WHAT YOU HAVE TO DO ::
Quote the records beneath, complete and exact. Leave out images.
*** DATA
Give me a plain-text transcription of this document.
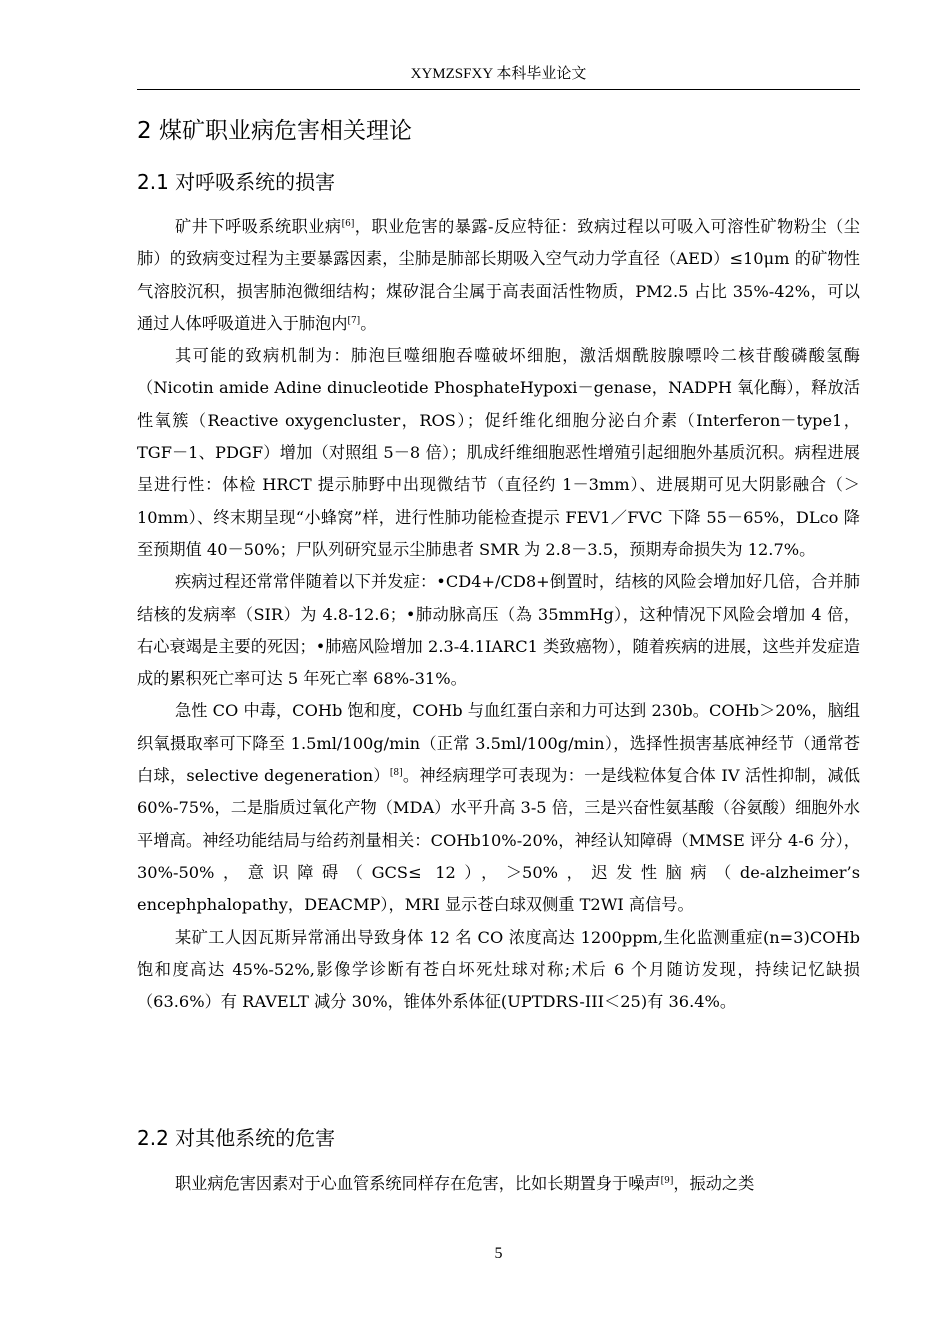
XYMZSFXY 本科毕业论文
2 煤矿职业病危害相关理论
2.1 对呼吸系统的损害

矿井下呼吸系统职业病[6]，职业危害的暴露-反应特征：致病过程以可吸入可溶性矿物粉尘（尘肺）的致病变过程为主要暴露因素，尘肺是肺部长期吸入空气动力学直径（AED）≤10μm 的矿物性气溶胶沉积，损害肺泡微细结构；煤矽混合尘属于高表面活性物质，PM2.5 占比 35%-42%，可以通过人体呼吸道进入于肺泡内[7]。

其可能的致病机制为：肺泡巨噬细胞吞噬破坏细胞，激活烟酰胺腺嘌呤二核苷酸磷酸氢酶（Nicotin amide Adine dinucleotide PhosphateHypoxi－genase，NADPH 氧化酶），释放活性氧簇（Reactive oxygencluster，ROS）；促纤维化细胞分泌白介素（Interferon－type1，TGF－1、PDGF）增加（对照组 5－8 倍）；肌成纤维细胞恶性增殖引起细胞外基质沉积。病程进展呈进行性：体检 HRCT 提示肺野中出现微结节（直径约 1－3mm）、进展期可见大阴影融合（＞10mm）、终末期呈现“小蜂窝”样，进行性肺功能检查提示 FEV1／FVC 下降 55－65%，DLco 降至预期值 40－50%；尸队列研究显示尘肺患者 SMR 为 2.8－3.5，预期寿命损失为 12.7%。

疾病过程还常常伴随着以下并发症：•CD4+/CD8+倒置时，结核的风险会增加好几倍，合并肺结核的发病率（SIR）为 4.8-12.6；•肺动脉高压（為 35mmHg），这种情况下风险会增加 4 倍，右心衰竭是主要的死因；•肺癌风险增加 2.3-4.1IARC1 类致癌物），随着疾病的进展，这些并发症造成的累积死亡率可达 5 年死亡率 68%-31%。

急性 CO 中毒，COHb 饱和度，COHb 与血红蛋白亲和力可达到 230b。COHb＞20%，脑组织氧摄取率可下降至 1.5ml/100g/min（正常 3.5ml/100g/min），选择性损害基底神经节（通常苍白球，selective degeneration）[8]。神经病理学可表现为：一是线粒体复合体 IV 活性抑制，减低 60%-75%，二是脂质过氧化产物（MDA）水平升高 3-5 倍，三是兴奋性氨基酸（谷氨酸）细胞外水平增高。神经功能结局与给药剂量相关：COHb10%-20%，神经认知障碍（MMSE 评分 4-6 分），30%-50%，意识障碍（GCS≤ 12），＞50%，迟发性脑病（de-alzheimer’s encephphalopathy，DEACMP），MRI 显示苍白球双侧重 T2WI 高信号。

某矿工人因瓦斯异常涌出导致身体 12 名 CO 浓度高达 1200ppm,生化监测重症(n=3)COHb 饱和度高达 45%-52%,影像学诊断有苍白坏死灶球对称;术后 6 个月随访发现，持续记忆缺损（63.6%）有 RAVELT 减分 30%，锥体外系体征(UPTDRS-III＜25)有 36.4%。

2.2 对其他系统的危害

职业病危害因素对于心血管系统同样存在危害，比如长期置身于噪声[9]，振动之类

5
******
EXPECTED ANSWER ::
Give me a plain-text transcription of this document.
XYMZSFXY 本科毕业论文
2 煤矿职业病危害相关理论
2.1 对呼吸系统的损害

矿井下呼吸系统职业病[6]，职业危害的暴露-反应特征：致病过程以可吸入可溶性矿物粉尘（尘肺）的致病变过程为主要暴露因素，尘肺是肺部长期吸入空气动力学直径（AED）≤10μm 的矿物性气溶胶沉积，损害肺泡微细结构；煤矽混合尘属于高表面活性物质，PM2.5 占比 35%-42%，可以通过人体呼吸道进入于肺泡内[7]。

其可能的致病机制为：肺泡巨噬细胞吞噬破坏细胞，激活烟酰胺腺嘌呤二核苷酸磷酸氢酶（Nicotin amide Adine dinucleotide PhosphateHypoxi－genase，NADPH 氧化酶），释放活性氧簇（Reactive oxygencluster，ROS）；促纤维化细胞分泌白介素（Interferon－type1，TGF－1、PDGF）增加（对照组 5－8 倍）；肌成纤维细胞恶性增殖引起细胞外基质沉积。病程进展呈进行性：体检 HRCT 提示肺野中出现微结节（直径约 1－3mm）、进展期可见大阴影融合（＞10mm）、终末期呈现“小蜂窝”样，进行性肺功能检查提示 FEV1／FVC 下降 55－65%，DLco 降至预期值 40－50%；尸队列研究显示尘肺患者 SMR 为 2.8－3.5，预期寿命损失为 12.7%。

疾病过程还常常伴随着以下并发症：•CD4+/CD8+倒置时，结核的风险会增加好几倍，合并肺结核的发病率（SIR）为 4.8-12.6；•肺动脉高压（為 35mmHg），这种情况下风险会增加 4 倍，右心衰竭是主要的死因；•肺癌风险增加 2.3-4.1IARC1 类致癌物），随着疾病的进展，这些并发症造成的累积死亡率可达 5 年死亡率 68%-31%。

急性 CO 中毒，COHb 饱和度，COHb 与血红蛋白亲和力可达到 230b。COHb＞20%，脑组织氧摄取率可下降至 1.5ml/100g/min（正常 3.5ml/100g/min），选择性损害基底神经节（通常苍白球，selective degeneration）[8]。神经病理学可表现为：一是线粒体复合体 IV 活性抑制，减低 60%-75%，二是脂质过氧化产物（MDA）水平升高 3-5 倍，三是兴奋性氨基酸（谷氨酸）细胞外水平增高。神经功能结局与给药剂量相关：COHb10%-20%，神经认知障碍（MMSE 评分 4-6 分），30%-50%，意识障碍（GCS≤ 12），＞50%，迟发性脑病（de-alzheimer’s encephphalopathy，DEACMP），MRI 显示苍白球双侧重 T2WI 高信号。

某矿工人因瓦斯异常涌出导致身体 12 名 CO 浓度高达 1200ppm,生化监测重症(n=3)COHb 饱和度高达 45%-52%,影像学诊断有苍白坏死灶球对称;术后 6 个月随访发现，持续记忆缺损（63.6%）有 RAVELT 减分 30%，锥体外系体征(UPTDRS-III＜25)有 36.4%。

2.2 对其他系统的危害

职业病危害因素对于心血管系统同样存在危害，比如长期置身于噪声[9]，振动之类

5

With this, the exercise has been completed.